━━━ Input material

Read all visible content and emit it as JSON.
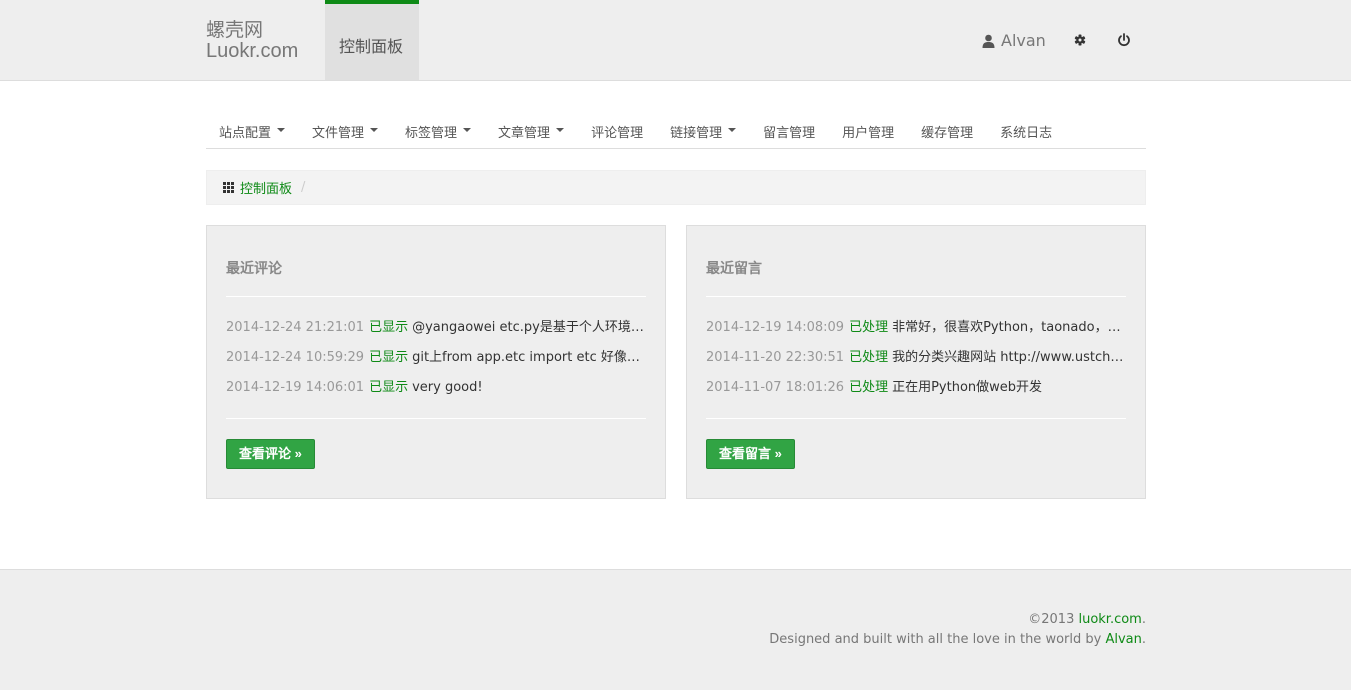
{
  "brand": {
    "line1": "螺壳网",
    "line2": "Luokr.com"
  },
  "topnav": {
    "active_label": "控制面板"
  },
  "user": {
    "name": "Alvan"
  },
  "icons": {
    "user": "user-icon",
    "settings": "gear-icon",
    "logout": "power-icon",
    "dashboard": "grid-icon"
  },
  "tabs": [
    {
      "label": "站点配置",
      "dropdown": true
    },
    {
      "label": "文件管理",
      "dropdown": true
    },
    {
      "label": "标签管理",
      "dropdown": true
    },
    {
      "label": "文章管理",
      "dropdown": true
    },
    {
      "label": "评论管理",
      "dropdown": false
    },
    {
      "label": "链接管理",
      "dropdown": true
    },
    {
      "label": "留言管理",
      "dropdown": false
    },
    {
      "label": "用户管理",
      "dropdown": false
    },
    {
      "label": "缓存管理",
      "dropdown": false
    },
    {
      "label": "系统日志",
      "dropdown": false
    }
  ],
  "breadcrumb": {
    "label": "控制面板",
    "separator": "/"
  },
  "comments": {
    "title": "最近评论",
    "items": [
      {
        "time": "2014-12-24 21:21:01",
        "status": "已显示",
        "text": "@yangaowei etc.py是基于个人环境的..."
      },
      {
        "time": "2014-12-24 10:59:29",
        "status": "已显示",
        "text": "git上from app.etc import etc 好像不..."
      },
      {
        "time": "2014-12-19 14:06:01",
        "status": "已显示",
        "text": "very good!"
      }
    ],
    "button": "查看评论 »"
  },
  "messages": {
    "title": "最近留言",
    "items": [
      {
        "time": "2014-12-19 14:08:09",
        "status": "已处理",
        "text": "非常好，很喜欢Python，taonado，对..."
      },
      {
        "time": "2014-11-20 22:30:51",
        "status": "已处理",
        "text": "我的分类兴趣网站 http://www.ustcha..."
      },
      {
        "time": "2014-11-07 18:01:26",
        "status": "已处理",
        "text": "正在用Python做web开发"
      }
    ],
    "button": "查看留言 »"
  },
  "footer": {
    "copyright_prefix": "©2013 ",
    "site_link": "luokr.com",
    "period1": ".",
    "credit_prefix": "Designed and built with all the love in the world by ",
    "author_link": "Alvan",
    "period2": "."
  },
  "colors": {
    "accent": "#0e8a16",
    "button": "#31a444",
    "panel_bg": "#eeeeee"
  }
}
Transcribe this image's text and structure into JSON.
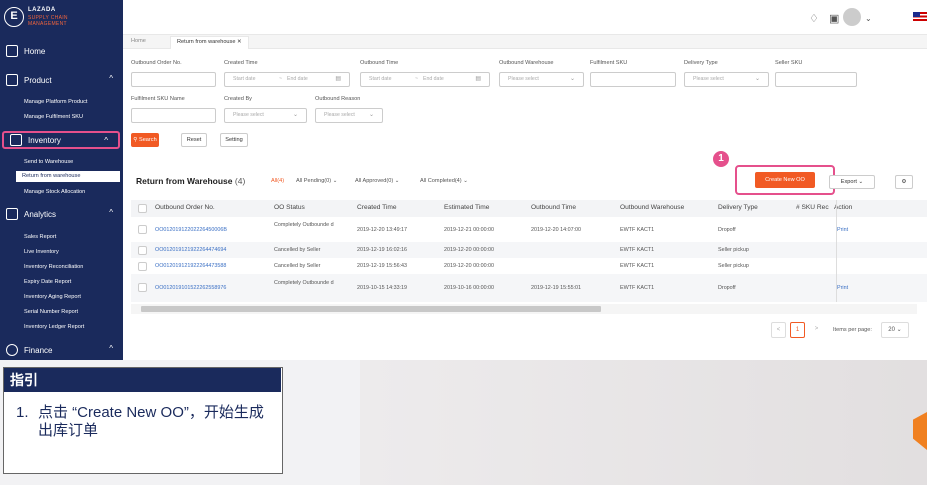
{
  "logo": {
    "mark": "E",
    "line1": "LAZADA",
    "line2": "SUPPLY CHAIN",
    "line3": "MANAGEMENT"
  },
  "sidebar": {
    "home": "Home",
    "product": "Product",
    "product_items": [
      "Manage Platform Product",
      "Manage Fulfilment SKU"
    ],
    "inventory": "Inventory",
    "inventory_items": [
      "Send to Warehouse",
      "Return from warehouse",
      "Manage Stock Allocation"
    ],
    "analytics": "Analytics",
    "analytics_items": [
      "Sales Report",
      "Live Inventory",
      "Inventory Reconciliation",
      "Expiry Date Report",
      "Inventory Aging Report",
      "Serial Number Report",
      "Inventory Ledger Report"
    ],
    "finance": "Finance"
  },
  "tabs": {
    "home": "Home",
    "active": "Return from warehouse"
  },
  "filters": {
    "outbound_order_no": "Outbound Order No.",
    "created_time": "Created Time",
    "outbound_time": "Outbound Time",
    "outbound_warehouse": "Outbound Warehouse",
    "fulfilment_sku": "Fulfilment SKU",
    "delivery_type": "Delivery Type",
    "seller_sku": "Seller SKU",
    "fulfilment_sku_name": "Fulfilment SKU Name",
    "created_by": "Created By",
    "outbound_reason": "Outbound Reason",
    "start_date": "Start date",
    "end_date": "End date",
    "please_select": "Please select",
    "date_sep": "~"
  },
  "buttons": {
    "search": "Search",
    "reset": "Reset",
    "setting": "Setting",
    "create": "Create New OO",
    "export": "Export"
  },
  "section": {
    "title": "Return from Warehouse",
    "count": "(4)",
    "tabs": [
      "All(4)",
      "All Pending(0)",
      "All Approved(0)",
      "All Completed(4)"
    ]
  },
  "step": "1",
  "table": {
    "headers": [
      "Outbound Order No.",
      "OO Status",
      "Created Time",
      "Estimated Time",
      "Outbound Time",
      "Outbound Warehouse",
      "Delivery Type",
      "# SKU Rec",
      "Action"
    ],
    "rows": [
      [
        "OO01201912202226450006B",
        "Completely Outbounde d",
        "2019-12-20 13:49:17",
        "2019-12-21 00:00:00",
        "2019-12-20 14:07:00",
        "EWTF KACT1",
        "Dropoff",
        "",
        "Print"
      ],
      [
        "OO01201912192226447469­4",
        "Cancelled by Seller",
        "2019-12-19 16:02:16",
        "2019-12-20 00:00:00",
        "",
        "EWTF KACT1",
        "Seller pickup",
        "",
        ""
      ],
      [
        "OO012019121922264473588",
        "Cancelled by Seller",
        "2019-12-19 15:56:43",
        "2019-12-20 00:00:00",
        "",
        "EWTF KACT1",
        "Seller pickup",
        "",
        ""
      ],
      [
        "OO012019101522262558976",
        "Completely Outbounde d",
        "2019-10-15 14:33:19",
        "2019-10-16 00:00:00",
        "2019-12-19 15:55:01",
        "EWTF KACT1",
        "Dropoff",
        "",
        "Print"
      ]
    ]
  },
  "pagination": {
    "page": "1",
    "items_label": "Items per page:",
    "per_page": "20"
  },
  "guide": {
    "title": "指引",
    "num": "1.",
    "text": "点击 “Create New OO”，开始生成出库订单"
  },
  "colors": {
    "brand": "#1a2a5c",
    "accent": "#f15a24",
    "highlight": "#e5508c"
  }
}
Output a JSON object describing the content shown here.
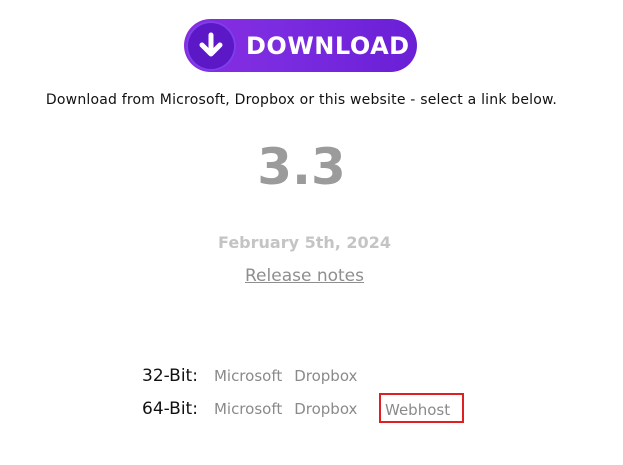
{
  "download_button": {
    "label": "DOWNLOAD",
    "icon": "arrow-down-icon",
    "gradient_start": "#8a2be2",
    "gradient_end": "#6a1fd6"
  },
  "subtitle": "Download from Microsoft, Dropbox or this website - select a link below.",
  "version": "3.3",
  "release_date": "February 5th, 2024",
  "release_notes_link": "Release notes",
  "downloads": {
    "row_32": {
      "label": "32-Bit:",
      "links": [
        "Microsoft",
        "Dropbox"
      ]
    },
    "row_64": {
      "label": "64-Bit:",
      "links": [
        "Microsoft",
        "Dropbox",
        "Webhost"
      ]
    }
  },
  "highlight_color": "#e02020"
}
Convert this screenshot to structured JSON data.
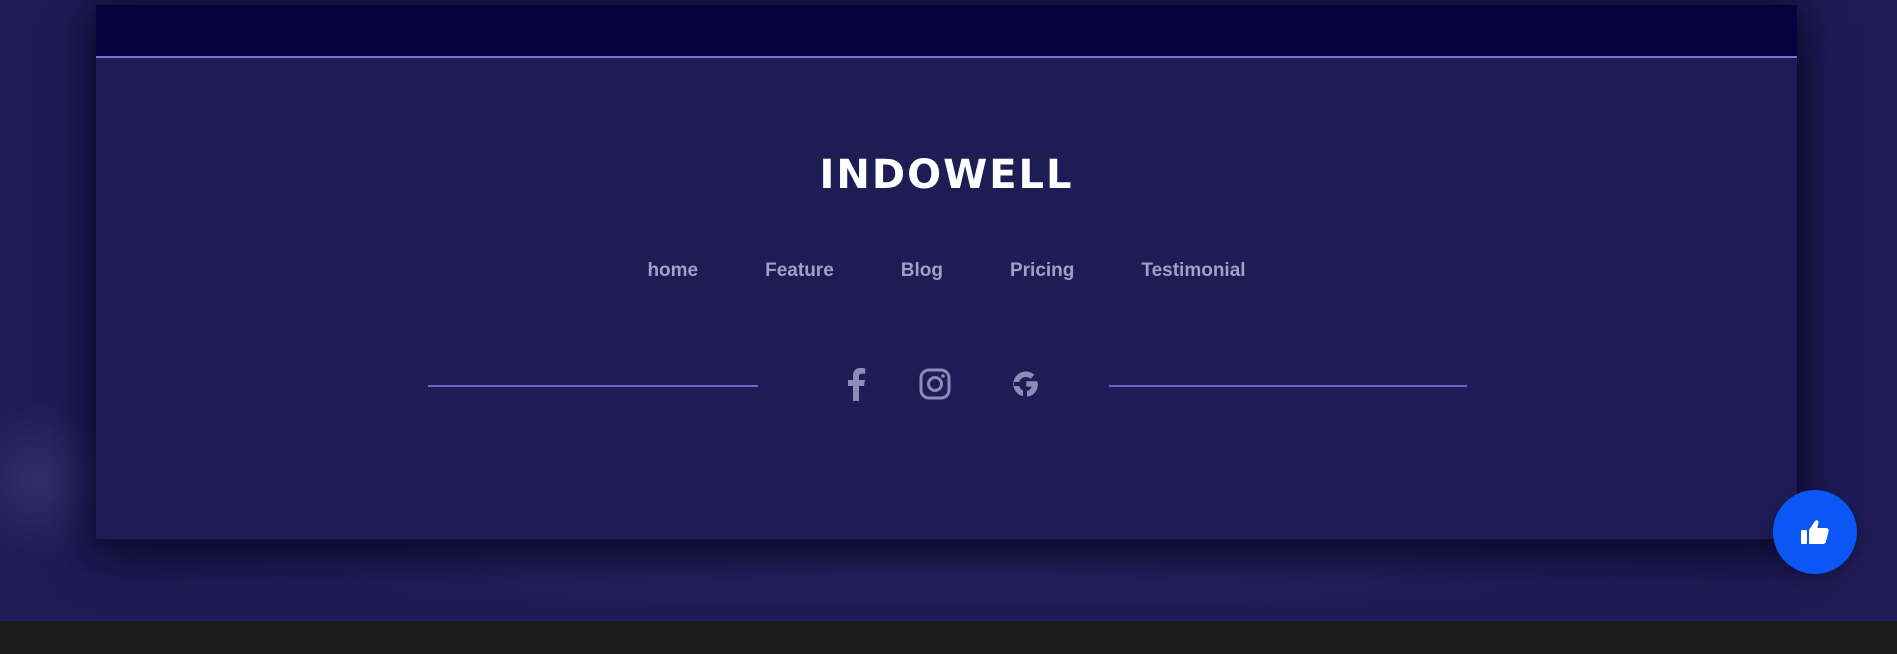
{
  "footer": {
    "brand": "INDOWELL",
    "nav": [
      {
        "label": "home"
      },
      {
        "label": "Feature"
      },
      {
        "label": "Blog"
      },
      {
        "label": "Pricing"
      },
      {
        "label": "Testimonial"
      }
    ],
    "social": [
      {
        "icon": "facebook-icon"
      },
      {
        "icon": "instagram-icon"
      },
      {
        "icon": "google-icon"
      }
    ]
  },
  "fab": {
    "icon": "thumbs-up-icon"
  },
  "colors": {
    "page_background": "#1f1b55",
    "top_band": "#04033f",
    "accent_line": "#7b6ed9",
    "nav_text": "#a29fc6",
    "brand_text": "#ffffff",
    "fab": "#0b57f5",
    "bottom_bar": "#1b1b1b"
  }
}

━━━━━━

__What you have to do__. Your task is to copy the entries in full and exactly, without any images.

__Worked answer__.
Read all visible content and emit it as JSON.
{
  "brand": {
    "line1": "螺壳网",
    "line2": "Luokr.com"
  },
  "topnav": {
    "active_label": "控制面板"
  },
  "user": {
    "name": "Alvan"
  },
  "icons": {
    "user": "user-icon",
    "settings": "gear-icon",
    "logout": "power-icon",
    "dashboard": "grid-icon"
  },
  "tabs": [
    {
      "label": "站点配置",
      "dropdown": true
    },
    {
      "label": "文件管理",
      "dropdown": true
    },
    {
      "label": "标签管理",
      "dropdown": true
    },
    {
      "label": "文章管理",
      "dropdown": true
    },
    {
      "label": "评论管理",
      "dropdown": false
    },
    {
      "label": "链接管理",
      "dropdown": true
    },
    {
      "label": "留言管理",
      "dropdown": false
    },
    {
      "label": "用户管理",
      "dropdown": false
    },
    {
      "label": "缓存管理",
      "dropdown": false
    },
    {
      "label": "系统日志",
      "dropdown": false
    }
  ],
  "breadcrumb": {
    "label": "控制面板",
    "separator": "/"
  },
  "comments": {
    "title": "最近评论",
    "items": [
      {
        "time": "2014-12-24 21:21:01",
        "status": "已显示",
        "text": "@yangaowei etc.py是基于个人环境的..."
      },
      {
        "time": "2014-12-24 10:59:29",
        "status": "已显示",
        "text": "git上from app.etc import etc 好像不..."
      },
      {
        "time": "2014-12-19 14:06:01",
        "status": "已显示",
        "text": "very good!"
      }
    ],
    "button": "查看评论 »"
  },
  "messages": {
    "title": "最近留言",
    "items": [
      {
        "time": "2014-12-19 14:08:09",
        "status": "已处理",
        "text": "非常好，很喜欢Python，taonado，对..."
      },
      {
        "time": "2014-11-20 22:30:51",
        "status": "已处理",
        "text": "我的分类兴趣网站 http://www.ustcha..."
      },
      {
        "time": "2014-11-07 18:01:26",
        "status": "已处理",
        "text": "正在用Python做web开发"
      }
    ],
    "button": "查看留言 »"
  },
  "footer": {
    "copyright_prefix": "©2013 ",
    "site_link": "luokr.com",
    "period1": ".",
    "credit_prefix": "Designed and built with all the love in the world by ",
    "author_link": "Alvan",
    "period2": "."
  },
  "colors": {
    "accent": "#0e8a16",
    "button": "#31a444",
    "panel_bg": "#eeeeee"
  }
}
Transcribe this image's text and structure into JSON.
{
  "logo": {
    "mark": "E",
    "line1": "LAZADA",
    "line2": "SUPPLY CHAIN",
    "line3": "MANAGEMENT"
  },
  "sidebar": {
    "home": "Home",
    "product": "Product",
    "product_items": [
      "Manage Platform Product",
      "Manage Fulfilment SKU"
    ],
    "inventory": "Inventory",
    "inventory_items": [
      "Send to Warehouse",
      "Return from warehouse",
      "Manage Stock Allocation"
    ],
    "analytics": "Analytics",
    "analytics_items": [
      "Sales Report",
      "Live Inventory",
      "Inventory Reconciliation",
      "Expiry Date Report",
      "Inventory Aging Report",
      "Serial Number Report",
      "Inventory Ledger Report"
    ],
    "finance": "Finance"
  },
  "tabs": {
    "home": "Home",
    "active": "Return from warehouse"
  },
  "filters": {
    "outbound_order_no": "Outbound Order No.",
    "created_time": "Created Time",
    "outbound_time": "Outbound Time",
    "outbound_warehouse": "Outbound Warehouse",
    "fulfilment_sku": "Fulfilment SKU",
    "delivery_type": "Delivery Type",
    "seller_sku": "Seller SKU",
    "fulfilment_sku_name": "Fulfilment SKU Name",
    "created_by": "Created By",
    "outbound_reason": "Outbound Reason",
    "start_date": "Start date",
    "end_date": "End date",
    "please_select": "Please select",
    "date_sep": "~"
  },
  "buttons": {
    "search": "Search",
    "reset": "Reset",
    "setting": "Setting",
    "create": "Create New OO",
    "export": "Export"
  },
  "section": {
    "title": "Return from Warehouse",
    "count": "(4)",
    "tabs": [
      "All(4)",
      "All Pending(0)",
      "All Approved(0)",
      "All Completed(4)"
    ]
  },
  "step": "1",
  "table": {
    "headers": [
      "Outbound Order No.",
      "OO Status",
      "Created Time",
      "Estimated Time",
      "Outbound Time",
      "Outbound Warehouse",
      "Delivery Type",
      "# SKU Rec",
      "Action"
    ],
    "rows": [
      [
        "OO01201912202226450006B",
        "Completely Outbounde d",
        "2019-12-20 13:49:17",
        "2019-12-21 00:00:00",
        "2019-12-20 14:07:00",
        "EWTF KACT1",
        "Dropoff",
        "",
        "Print"
      ],
      [
        "OO01201912192226447469­4",
        "Cancelled by Seller",
        "2019-12-19 16:02:16",
        "2019-12-20 00:00:00",
        "",
        "EWTF KACT1",
        "Seller pickup",
        "",
        ""
      ],
      [
        "OO012019121922264473588",
        "Cancelled by Seller",
        "2019-12-19 15:56:43",
        "2019-12-20 00:00:00",
        "",
        "EWTF KACT1",
        "Seller pickup",
        "",
        ""
      ],
      [
        "OO012019101522262558976",
        "Completely Outbounde d",
        "2019-10-15 14:33:19",
        "2019-10-16 00:00:00",
        "2019-12-19 15:55:01",
        "EWTF KACT1",
        "Dropoff",
        "",
        "Print"
      ]
    ]
  },
  "pagination": {
    "page": "1",
    "items_label": "Items per page:",
    "per_page": "20"
  },
  "guide": {
    "title": "指引",
    "num": "1.",
    "text": "点击 “Create New OO”，开始生成出库订单"
  },
  "colors": {
    "brand": "#1a2a5c",
    "accent": "#f15a24",
    "highlight": "#e5508c"
  }
}
Output a JSON object describing the content shown here.
{
  "download_button": {
    "label": "DOWNLOAD",
    "icon": "arrow-down-icon",
    "gradient_start": "#8a2be2",
    "gradient_end": "#6a1fd6"
  },
  "subtitle": "Download from Microsoft, Dropbox or this website - select a link below.",
  "version": "3.3",
  "release_date": "February 5th, 2024",
  "release_notes_link": "Release notes",
  "downloads": {
    "row_32": {
      "label": "32-Bit:",
      "links": [
        "Microsoft",
        "Dropbox"
      ]
    },
    "row_64": {
      "label": "64-Bit:",
      "links": [
        "Microsoft",
        "Dropbox",
        "Webhost"
      ]
    }
  },
  "highlight_color": "#e02020"
}
Convert this screenshot to structured JSON data.
{
  "footer": {
    "brand": "INDOWELL",
    "nav": [
      {
        "label": "home"
      },
      {
        "label": "Feature"
      },
      {
        "label": "Blog"
      },
      {
        "label": "Pricing"
      },
      {
        "label": "Testimonial"
      }
    ],
    "social": [
      {
        "icon": "facebook-icon"
      },
      {
        "icon": "instagram-icon"
      },
      {
        "icon": "google-icon"
      }
    ]
  },
  "fab": {
    "icon": "thumbs-up-icon"
  },
  "colors": {
    "page_background": "#1f1b55",
    "top_band": "#04033f",
    "accent_line": "#7b6ed9",
    "nav_text": "#a29fc6",
    "brand_text": "#ffffff",
    "fab": "#0b57f5",
    "bottom_bar": "#1b1b1b"
  }
}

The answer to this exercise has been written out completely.